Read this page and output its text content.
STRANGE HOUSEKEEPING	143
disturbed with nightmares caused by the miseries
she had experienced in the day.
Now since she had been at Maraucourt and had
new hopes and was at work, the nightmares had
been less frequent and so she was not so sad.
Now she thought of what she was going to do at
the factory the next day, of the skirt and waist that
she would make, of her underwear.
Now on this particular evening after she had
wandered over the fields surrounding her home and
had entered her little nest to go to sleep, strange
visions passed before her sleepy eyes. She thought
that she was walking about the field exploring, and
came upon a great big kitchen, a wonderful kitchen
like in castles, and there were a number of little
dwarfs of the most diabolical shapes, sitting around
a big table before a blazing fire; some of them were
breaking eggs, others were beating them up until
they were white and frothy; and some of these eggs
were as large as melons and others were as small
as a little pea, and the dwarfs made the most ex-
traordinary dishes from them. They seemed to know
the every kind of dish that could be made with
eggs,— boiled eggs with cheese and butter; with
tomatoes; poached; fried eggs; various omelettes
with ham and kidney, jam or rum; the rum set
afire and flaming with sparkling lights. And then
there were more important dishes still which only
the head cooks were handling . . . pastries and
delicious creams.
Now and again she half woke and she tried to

######

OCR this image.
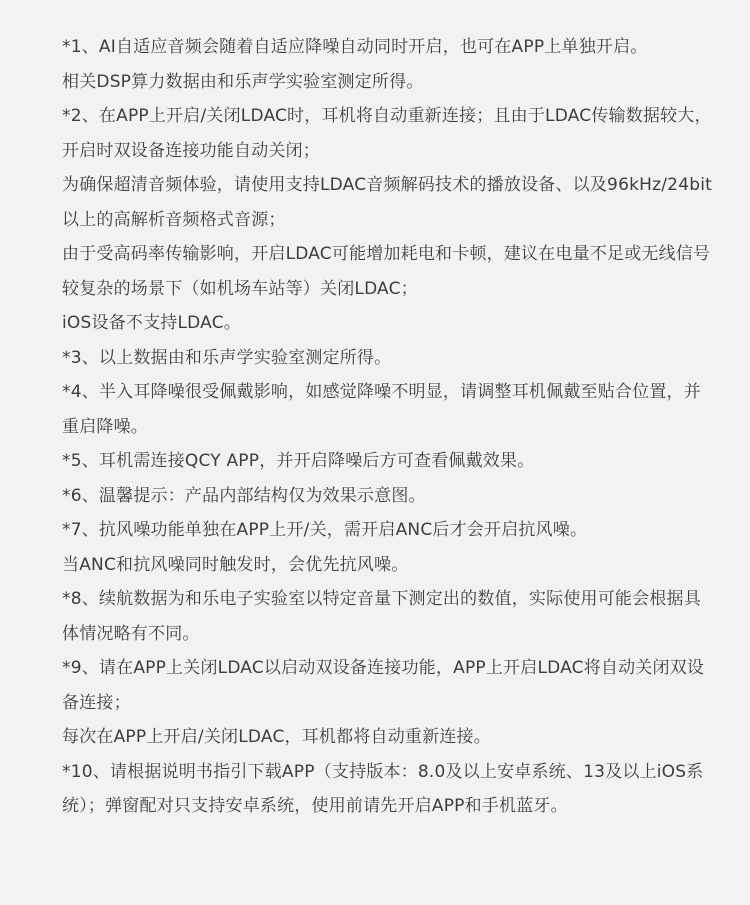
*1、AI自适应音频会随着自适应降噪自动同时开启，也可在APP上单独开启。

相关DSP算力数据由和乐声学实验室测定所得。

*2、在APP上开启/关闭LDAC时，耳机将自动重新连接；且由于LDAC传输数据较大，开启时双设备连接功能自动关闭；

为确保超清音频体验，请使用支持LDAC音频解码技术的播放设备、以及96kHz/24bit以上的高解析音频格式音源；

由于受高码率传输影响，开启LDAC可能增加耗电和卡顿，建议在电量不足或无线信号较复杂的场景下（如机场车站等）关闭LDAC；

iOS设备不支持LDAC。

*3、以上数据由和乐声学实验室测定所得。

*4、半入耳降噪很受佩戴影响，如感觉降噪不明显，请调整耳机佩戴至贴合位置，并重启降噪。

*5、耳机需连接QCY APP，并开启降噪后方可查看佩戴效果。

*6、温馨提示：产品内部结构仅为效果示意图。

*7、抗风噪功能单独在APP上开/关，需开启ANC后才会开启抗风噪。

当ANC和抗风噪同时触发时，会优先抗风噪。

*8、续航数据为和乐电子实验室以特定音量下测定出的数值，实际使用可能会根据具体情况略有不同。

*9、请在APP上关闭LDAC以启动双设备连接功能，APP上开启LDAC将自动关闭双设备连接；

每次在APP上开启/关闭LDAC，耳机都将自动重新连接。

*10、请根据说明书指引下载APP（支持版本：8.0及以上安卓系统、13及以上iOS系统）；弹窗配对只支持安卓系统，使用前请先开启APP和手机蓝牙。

######

Within the entries above, work out how many lines contain the word "dwarfs". The number alone is the answer.

WRITTEN SOLUTION
2